▶ **Task description**
Output every record word for word.

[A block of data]
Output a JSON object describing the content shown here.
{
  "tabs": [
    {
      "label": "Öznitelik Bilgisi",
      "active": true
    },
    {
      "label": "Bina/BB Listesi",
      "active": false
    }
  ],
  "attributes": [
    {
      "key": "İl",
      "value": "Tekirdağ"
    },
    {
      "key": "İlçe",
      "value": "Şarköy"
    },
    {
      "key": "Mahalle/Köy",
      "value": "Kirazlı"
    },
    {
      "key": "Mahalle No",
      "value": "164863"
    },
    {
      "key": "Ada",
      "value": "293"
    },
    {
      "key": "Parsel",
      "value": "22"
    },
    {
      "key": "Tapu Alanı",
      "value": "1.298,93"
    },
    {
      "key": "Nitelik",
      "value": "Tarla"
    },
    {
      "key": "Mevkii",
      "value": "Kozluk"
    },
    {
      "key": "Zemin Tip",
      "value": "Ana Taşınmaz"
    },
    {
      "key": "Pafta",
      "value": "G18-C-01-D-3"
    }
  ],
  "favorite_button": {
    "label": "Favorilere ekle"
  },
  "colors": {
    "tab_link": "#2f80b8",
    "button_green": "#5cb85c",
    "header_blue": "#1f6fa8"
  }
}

▶ **Output below**
Output a JSON object describing the content shown here.
{
  "tabs": [
    {
      "label": "Öznitelik Bilgisi",
      "active": true
    },
    {
      "label": "Bina/BB Listesi",
      "active": false
    }
  ],
  "attributes": [
    {
      "key": "İl",
      "value": "Tekirdağ"
    },
    {
      "key": "İlçe",
      "value": "Şarköy"
    },
    {
      "key": "Mahalle/Köy",
      "value": "Kirazlı"
    },
    {
      "key": "Mahalle No",
      "value": "164863"
    },
    {
      "key": "Ada",
      "value": "293"
    },
    {
      "key": "Parsel",
      "value": "22"
    },
    {
      "key": "Tapu Alanı",
      "value": "1.298,93"
    },
    {
      "key": "Nitelik",
      "value": "Tarla"
    },
    {
      "key": "Mevkii",
      "value": "Kozluk"
    },
    {
      "key": "Zemin Tip",
      "value": "Ana Taşınmaz"
    },
    {
      "key": "Pafta",
      "value": "G18-C-01-D-3"
    }
  ],
  "favorite_button": {
    "label": "Favorilere ekle"
  },
  "colors": {
    "tab_link": "#2f80b8",
    "button_green": "#5cb85c",
    "header_blue": "#1f6fa8"
  }
}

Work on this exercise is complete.